• **Exercise objective**
Transcribe the whole listing without a single picture.

• **Material shown**
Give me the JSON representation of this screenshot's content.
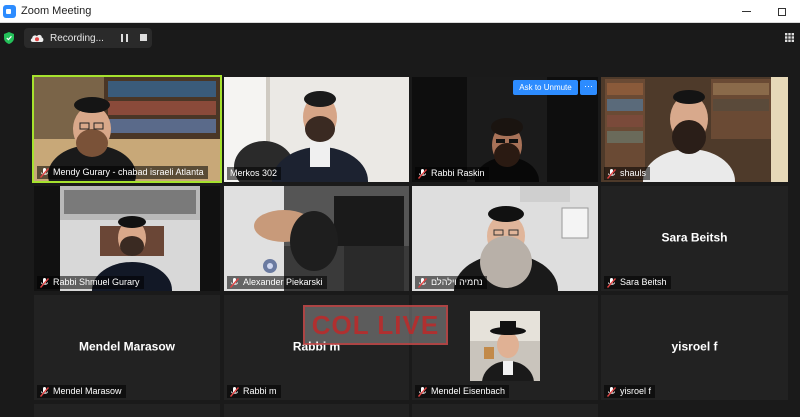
{
  "window": {
    "title": "Zoom Meeting"
  },
  "toolbar": {
    "recording_label": "Recording..."
  },
  "controls": {
    "ask_to_unmute": "Ask to Unmute",
    "more": "···"
  },
  "participants": [
    {
      "name": "Mendy Gurary - chabad israeli Atlanta",
      "muted": true,
      "speaking": true
    },
    {
      "name": "Merkos 302",
      "muted": false
    },
    {
      "name": "Rabbi Raskin",
      "muted": true
    },
    {
      "name": "shauls",
      "muted": true
    },
    {
      "name": "Rabbi Shmuel Gurary",
      "muted": true
    },
    {
      "name": "Alexander Piekarski",
      "muted": true
    },
    {
      "name": "נחמיה וילהלם",
      "muted": true
    },
    {
      "name": "Sara Beitsh",
      "display_name": "Sara Beitsh",
      "muted": true,
      "video": false
    },
    {
      "name": "Mendel Marasow",
      "display_name": "Mendel Marasow",
      "muted": true,
      "video": false
    },
    {
      "name": "Rabbi m",
      "display_name": "Rabbi m",
      "muted": true,
      "video": false
    },
    {
      "name": "Mendel Eisenbach",
      "muted": true
    },
    {
      "name": "yisroel f",
      "display_name": "yisroel f",
      "muted": true,
      "video": false
    }
  ],
  "watermark": {
    "text": "COL LIVE"
  },
  "colors": {
    "accent": "#2d8cff",
    "speaking_border": "#a6e22e",
    "muted_icon": "#e04444",
    "background": "#1a1a1a"
  }
}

• **Output for this exercise**
Give me the JSON representation of this screenshot's content.
{
  "window": {
    "title": "Zoom Meeting"
  },
  "toolbar": {
    "recording_label": "Recording..."
  },
  "controls": {
    "ask_to_unmute": "Ask to Unmute",
    "more": "···"
  },
  "participants": [
    {
      "name": "Mendy Gurary - chabad israeli Atlanta",
      "muted": true,
      "speaking": true
    },
    {
      "name": "Merkos 302",
      "muted": false
    },
    {
      "name": "Rabbi Raskin",
      "muted": true
    },
    {
      "name": "shauls",
      "muted": true
    },
    {
      "name": "Rabbi Shmuel Gurary",
      "muted": true
    },
    {
      "name": "Alexander Piekarski",
      "muted": true
    },
    {
      "name": "נחמיה וילהלם",
      "muted": true
    },
    {
      "name": "Sara Beitsh",
      "display_name": "Sara Beitsh",
      "muted": true,
      "video": false
    },
    {
      "name": "Mendel Marasow",
      "display_name": "Mendel Marasow",
      "muted": true,
      "video": false
    },
    {
      "name": "Rabbi m",
      "display_name": "Rabbi m",
      "muted": true,
      "video": false
    },
    {
      "name": "Mendel Eisenbach",
      "muted": true
    },
    {
      "name": "yisroel f",
      "display_name": "yisroel f",
      "muted": true,
      "video": false
    }
  ],
  "watermark": {
    "text": "COL LIVE"
  },
  "colors": {
    "accent": "#2d8cff",
    "speaking_border": "#a6e22e",
    "muted_icon": "#e04444",
    "background": "#1a1a1a"
  }
}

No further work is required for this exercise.